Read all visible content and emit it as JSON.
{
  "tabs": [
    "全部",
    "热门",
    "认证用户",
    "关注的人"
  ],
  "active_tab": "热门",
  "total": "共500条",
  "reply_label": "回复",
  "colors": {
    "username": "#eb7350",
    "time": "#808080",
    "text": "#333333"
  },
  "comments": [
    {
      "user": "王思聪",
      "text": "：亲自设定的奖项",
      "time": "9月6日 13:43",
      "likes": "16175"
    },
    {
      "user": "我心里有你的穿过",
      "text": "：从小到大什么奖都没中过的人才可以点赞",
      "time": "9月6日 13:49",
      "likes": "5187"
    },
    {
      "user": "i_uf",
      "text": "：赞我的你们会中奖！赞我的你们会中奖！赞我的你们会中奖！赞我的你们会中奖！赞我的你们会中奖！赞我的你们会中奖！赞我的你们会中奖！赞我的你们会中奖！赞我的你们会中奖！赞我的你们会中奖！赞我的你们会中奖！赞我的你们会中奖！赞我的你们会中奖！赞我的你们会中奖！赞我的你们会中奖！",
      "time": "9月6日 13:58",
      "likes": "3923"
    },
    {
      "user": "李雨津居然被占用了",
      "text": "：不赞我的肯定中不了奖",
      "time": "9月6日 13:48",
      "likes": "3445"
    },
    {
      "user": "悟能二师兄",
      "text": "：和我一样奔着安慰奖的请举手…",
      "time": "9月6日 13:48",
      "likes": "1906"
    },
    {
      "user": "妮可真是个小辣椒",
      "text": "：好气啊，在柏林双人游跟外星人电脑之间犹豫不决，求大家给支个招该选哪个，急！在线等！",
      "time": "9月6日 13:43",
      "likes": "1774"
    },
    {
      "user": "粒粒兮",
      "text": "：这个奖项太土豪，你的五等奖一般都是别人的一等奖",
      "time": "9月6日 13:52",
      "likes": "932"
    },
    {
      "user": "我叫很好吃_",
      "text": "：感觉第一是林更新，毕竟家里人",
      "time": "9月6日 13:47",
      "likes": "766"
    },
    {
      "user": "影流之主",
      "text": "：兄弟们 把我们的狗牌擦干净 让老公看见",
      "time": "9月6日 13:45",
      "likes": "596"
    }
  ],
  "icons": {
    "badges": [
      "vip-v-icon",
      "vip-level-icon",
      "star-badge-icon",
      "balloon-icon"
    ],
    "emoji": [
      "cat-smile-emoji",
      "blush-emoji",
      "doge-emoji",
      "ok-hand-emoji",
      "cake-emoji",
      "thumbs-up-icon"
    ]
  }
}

::::

REQUEST: Restate every record exactly, leaving nothing out.

WORKED SOLUTION:
Read all visible content and emit it as JSON.
{
  "tabs": [
    "全部",
    "热门",
    "认证用户",
    "关注的人"
  ],
  "active_tab": "热门",
  "total": "共500条",
  "reply_label": "回复",
  "colors": {
    "username": "#eb7350",
    "time": "#808080",
    "text": "#333333"
  },
  "comments": [
    {
      "user": "王思聪",
      "text": "：亲自设定的奖项",
      "time": "9月6日 13:43",
      "likes": "16175"
    },
    {
      "user": "我心里有你的穿过",
      "text": "：从小到大什么奖都没中过的人才可以点赞",
      "time": "9月6日 13:49",
      "likes": "5187"
    },
    {
      "user": "i_uf",
      "text": "：赞我的你们会中奖！赞我的你们会中奖！赞我的你们会中奖！赞我的你们会中奖！赞我的你们会中奖！赞我的你们会中奖！赞我的你们会中奖！赞我的你们会中奖！赞我的你们会中奖！赞我的你们会中奖！赞我的你们会中奖！赞我的你们会中奖！赞我的你们会中奖！赞我的你们会中奖！赞我的你们会中奖！",
      "time": "9月6日 13:58",
      "likes": "3923"
    },
    {
      "user": "李雨津居然被占用了",
      "text": "：不赞我的肯定中不了奖",
      "time": "9月6日 13:48",
      "likes": "3445"
    },
    {
      "user": "悟能二师兄",
      "text": "：和我一样奔着安慰奖的请举手…",
      "time": "9月6日 13:48",
      "likes": "1906"
    },
    {
      "user": "妮可真是个小辣椒",
      "text": "：好气啊，在柏林双人游跟外星人电脑之间犹豫不决，求大家给支个招该选哪个，急！在线等！",
      "time": "9月6日 13:43",
      "likes": "1774"
    },
    {
      "user": "粒粒兮",
      "text": "：这个奖项太土豪，你的五等奖一般都是别人的一等奖",
      "time": "9月6日 13:52",
      "likes": "932"
    },
    {
      "user": "我叫很好吃_",
      "text": "：感觉第一是林更新，毕竟家里人",
      "time": "9月6日 13:47",
      "likes": "766"
    },
    {
      "user": "影流之主",
      "text": "：兄弟们 把我们的狗牌擦干净 让老公看见",
      "time": "9月6日 13:45",
      "likes": "596"
    }
  ],
  "icons": {
    "badges": [
      "vip-v-icon",
      "vip-level-icon",
      "star-badge-icon",
      "balloon-icon"
    ],
    "emoji": [
      "cat-smile-emoji",
      "blush-emoji",
      "doge-emoji",
      "ok-hand-emoji",
      "cake-emoji",
      "thumbs-up-icon"
    ]
  }
}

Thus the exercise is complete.